Dataset items
══════════

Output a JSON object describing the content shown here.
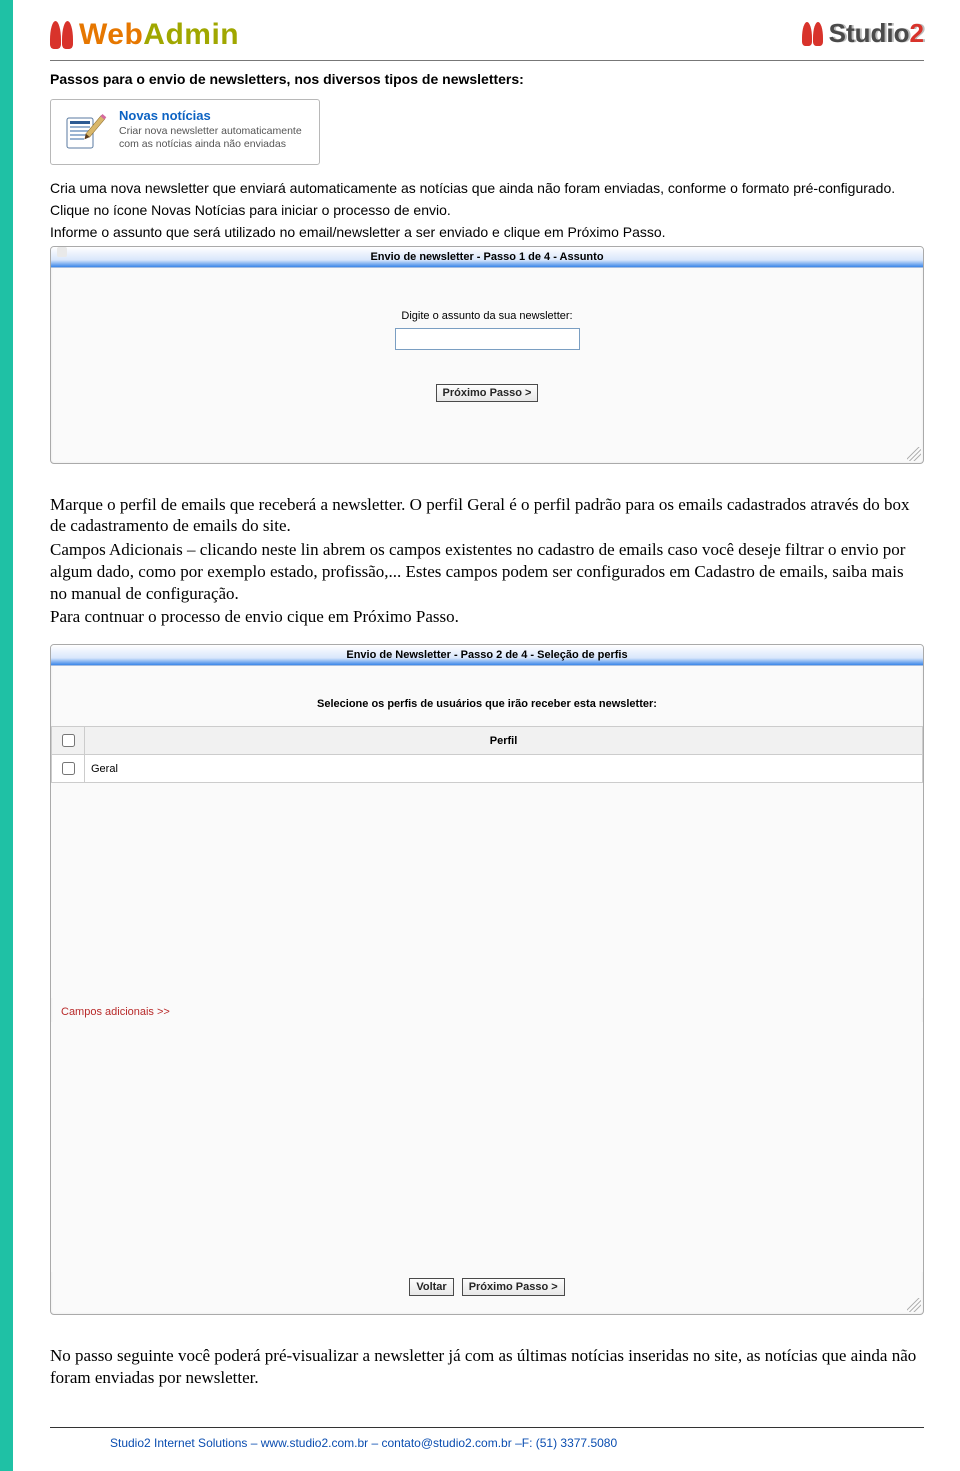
{
  "header": {
    "logo_left_web": "Web",
    "logo_left_admin": "Admin",
    "logo_right_studio": "Studio",
    "logo_right_two": "2"
  },
  "heading": "Passos para o envio de newsletters, nos diversos tipos de newsletters:",
  "novas_card": {
    "title": "Novas notícias",
    "desc": "Criar nova newsletter automaticamente com as notícias ainda não enviadas"
  },
  "paras_1": [
    "Cria uma nova newsletter que enviará automaticamente  as notícias que ainda não foram enviadas, conforme o formato pré-configurado.",
    "Clique no ícone Novas Notícias para iniciar o processo de envio.",
    "Informe o assunto que será utilizado no email/newsletter a ser enviado e clique em Próximo Passo."
  ],
  "panel1": {
    "title": "Envio de newsletter - Passo 1 de 4 - Assunto",
    "label": "Digite o assunto da sua newsletter:",
    "input_value": "",
    "btn_next": "Próximo Passo >"
  },
  "paras_serif": [
    "Marque o perfil de emails que receberá a newsletter. O perfil Geral é o perfil padrão para os emails cadastrados através do box de cadastramento de emails do site.",
    "Campos Adicionais – clicando neste lin abrem os campos existentes no cadastro de emails caso você deseje filtrar o envio por algum dado, como por exemplo estado, profissão,... Estes campos podem ser configurados em Cadastro de emails, saiba mais no manual de configuração.",
    "Para contnuar o processo de envio cique em Próximo Passo."
  ],
  "panel2": {
    "title": "Envio de Newsletter - Passo 2 de 4 - Seleção de perfis",
    "sublabel": "Selecione os perfis de usuários que irão receber esta newsletter:",
    "table": {
      "col_perfil": "Perfil",
      "rows": [
        {
          "checked": false,
          "name": "Geral"
        }
      ]
    },
    "campos_link": "Campos adicionais >>",
    "btn_back": "Voltar",
    "btn_next": "Próximo Passo >"
  },
  "paras_after_panel2": [
    "No passo seguinte você poderá pré-visualizar a newsletter já com as últimas notícias inseridas no site, as notícias que ainda não foram enviadas por newsletter."
  ],
  "footer": "Studio2 Internet Solutions – www.studio2.com.br – contato@studio2.com.br –F: (51) 3377.5080"
}
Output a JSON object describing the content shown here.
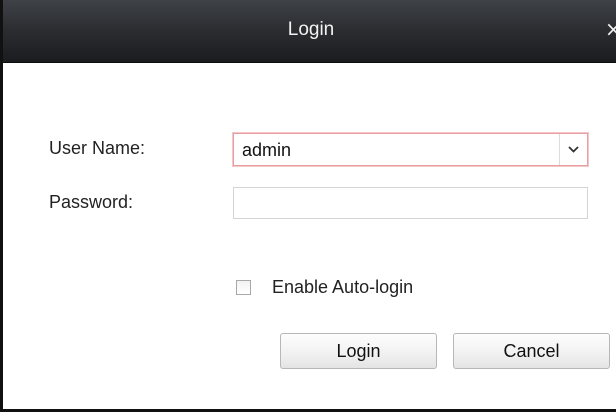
{
  "window": {
    "title": "Login",
    "close_glyph": "×",
    "close_icon": "close-icon"
  },
  "form": {
    "username_label": "User Name:",
    "username_value": "admin",
    "dropdown_icon": "chevron-down-icon",
    "password_label": "Password:",
    "password_value": "",
    "auto_login_label": "Enable Auto-login",
    "auto_login_checked": false
  },
  "buttons": {
    "login_label": "Login",
    "cancel_label": "Cancel"
  },
  "colors": {
    "titlebar": "#2c2e32",
    "focus_border": "#e89ea0"
  }
}
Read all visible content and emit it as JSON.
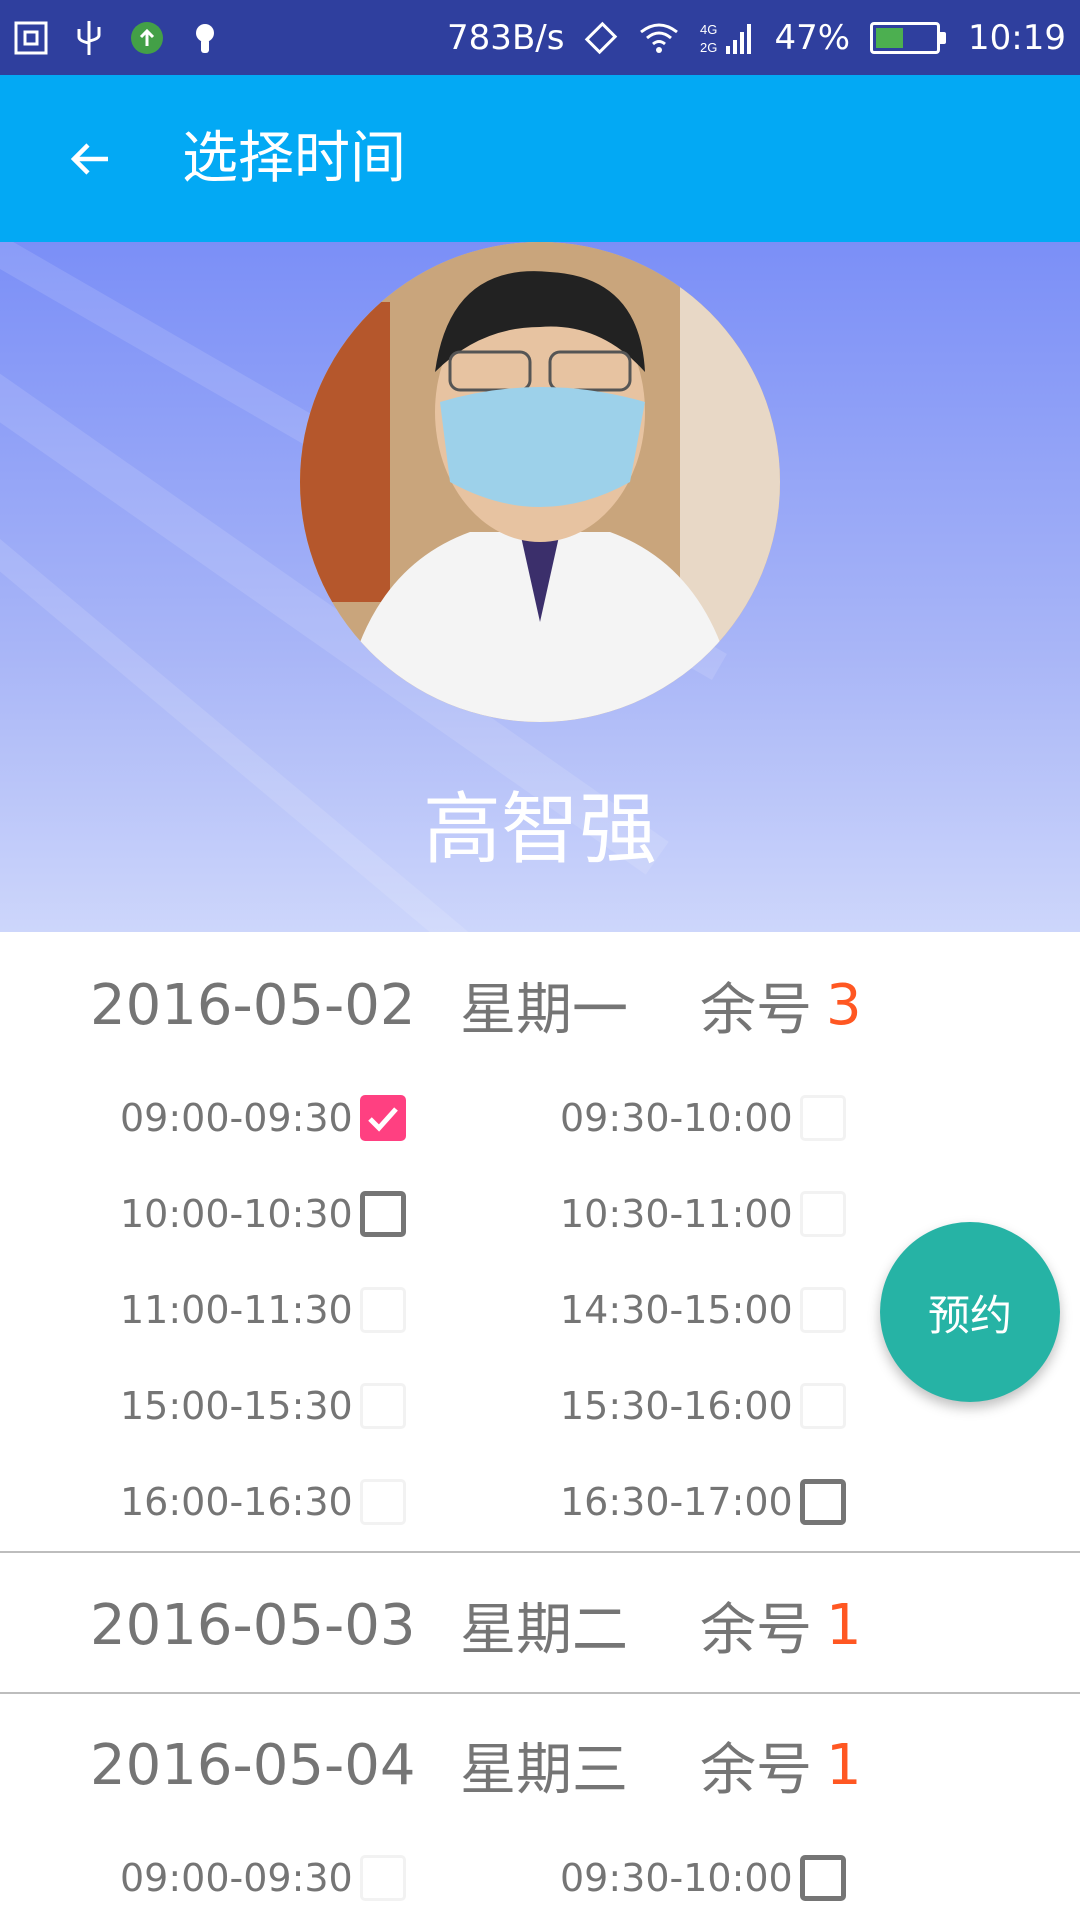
{
  "status_bar": {
    "net_speed": "783B/s",
    "signal_label": "4G 2G",
    "battery_percent": "47%",
    "time": "10:19",
    "battery_level": 0.47,
    "icons": [
      "screenshot-icon",
      "usb-icon",
      "upload-icon",
      "android-icon",
      "vibrate-icon",
      "wifi-icon",
      "signal-icon",
      "battery-icon"
    ]
  },
  "appbar": {
    "title": "选择时间",
    "back_icon": "arrow-left-icon"
  },
  "doctor": {
    "name": "高智强"
  },
  "days": [
    {
      "date": "2016-05-02",
      "weekday": "星期一",
      "remaining_label": "余号",
      "remaining": "3",
      "slots": [
        {
          "time": "09:00-09:30",
          "state": "checked"
        },
        {
          "time": "09:30-10:00",
          "state": "disabled"
        },
        {
          "time": "10:00-10:30",
          "state": "unchecked"
        },
        {
          "time": "10:30-11:00",
          "state": "disabled"
        },
        {
          "time": "11:00-11:30",
          "state": "disabled"
        },
        {
          "time": "14:30-15:00",
          "state": "disabled"
        },
        {
          "time": "15:00-15:30",
          "state": "disabled"
        },
        {
          "time": "15:30-16:00",
          "state": "disabled"
        },
        {
          "time": "16:00-16:30",
          "state": "disabled"
        },
        {
          "time": "16:30-17:00",
          "state": "unchecked"
        }
      ]
    },
    {
      "date": "2016-05-03",
      "weekday": "星期二",
      "remaining_label": "余号",
      "remaining": "1",
      "slots": []
    },
    {
      "date": "2016-05-04",
      "weekday": "星期三",
      "remaining_label": "余号",
      "remaining": "1",
      "slots": [
        {
          "time": "09:00-09:30",
          "state": "disabled"
        },
        {
          "time": "09:30-10:00",
          "state": "unchecked"
        }
      ]
    }
  ],
  "fab": {
    "label": "预约"
  },
  "colors": {
    "status_bar": "#2f3f9e",
    "appbar": "#03a9f4",
    "checked": "#ff4081",
    "remaining": "#ff5722",
    "fab": "#26b3a5"
  }
}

══════════

PROBLEM TO WORK ON — Every line in the data that holds "ainda" should be copied out.

RESPONSE —
    "desc": "Criar nova newsletter automaticamente com as notícias ainda não enviadas"
    "Cria uma nova newsletter que enviará automaticamente  as notícias que ainda não foram enviadas, conforme o formato pré-configurado.",
    "No passo seguinte você poderá pré-visualizar a newsletter já com as últimas notícias inseridas no site, as notícias que ainda não foram enviadas por newsletter."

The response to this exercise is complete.